→ What this task involves
Wherever a line holds the word "smart", copy that line out.

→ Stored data
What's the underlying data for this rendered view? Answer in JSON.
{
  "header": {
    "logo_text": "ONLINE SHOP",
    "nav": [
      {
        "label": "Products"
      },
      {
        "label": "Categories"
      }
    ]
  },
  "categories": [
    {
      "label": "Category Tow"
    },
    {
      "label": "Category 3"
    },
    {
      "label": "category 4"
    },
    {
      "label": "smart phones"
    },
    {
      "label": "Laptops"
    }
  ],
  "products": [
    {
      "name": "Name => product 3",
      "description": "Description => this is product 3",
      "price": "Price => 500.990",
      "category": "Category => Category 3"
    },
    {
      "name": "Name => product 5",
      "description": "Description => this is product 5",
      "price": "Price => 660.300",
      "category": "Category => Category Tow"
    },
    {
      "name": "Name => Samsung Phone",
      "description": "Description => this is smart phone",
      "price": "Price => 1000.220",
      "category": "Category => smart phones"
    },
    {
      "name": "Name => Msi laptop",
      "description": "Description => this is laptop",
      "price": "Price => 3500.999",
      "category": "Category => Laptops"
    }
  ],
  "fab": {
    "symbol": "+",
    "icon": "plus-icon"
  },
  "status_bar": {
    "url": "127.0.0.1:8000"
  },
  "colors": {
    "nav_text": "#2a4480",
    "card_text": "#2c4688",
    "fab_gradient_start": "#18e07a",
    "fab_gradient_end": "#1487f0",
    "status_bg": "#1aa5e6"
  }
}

→ Problem solution
      "label": "smart phones"
      "description": "Description => this is smart phone",
      "category": "Category => smart phones"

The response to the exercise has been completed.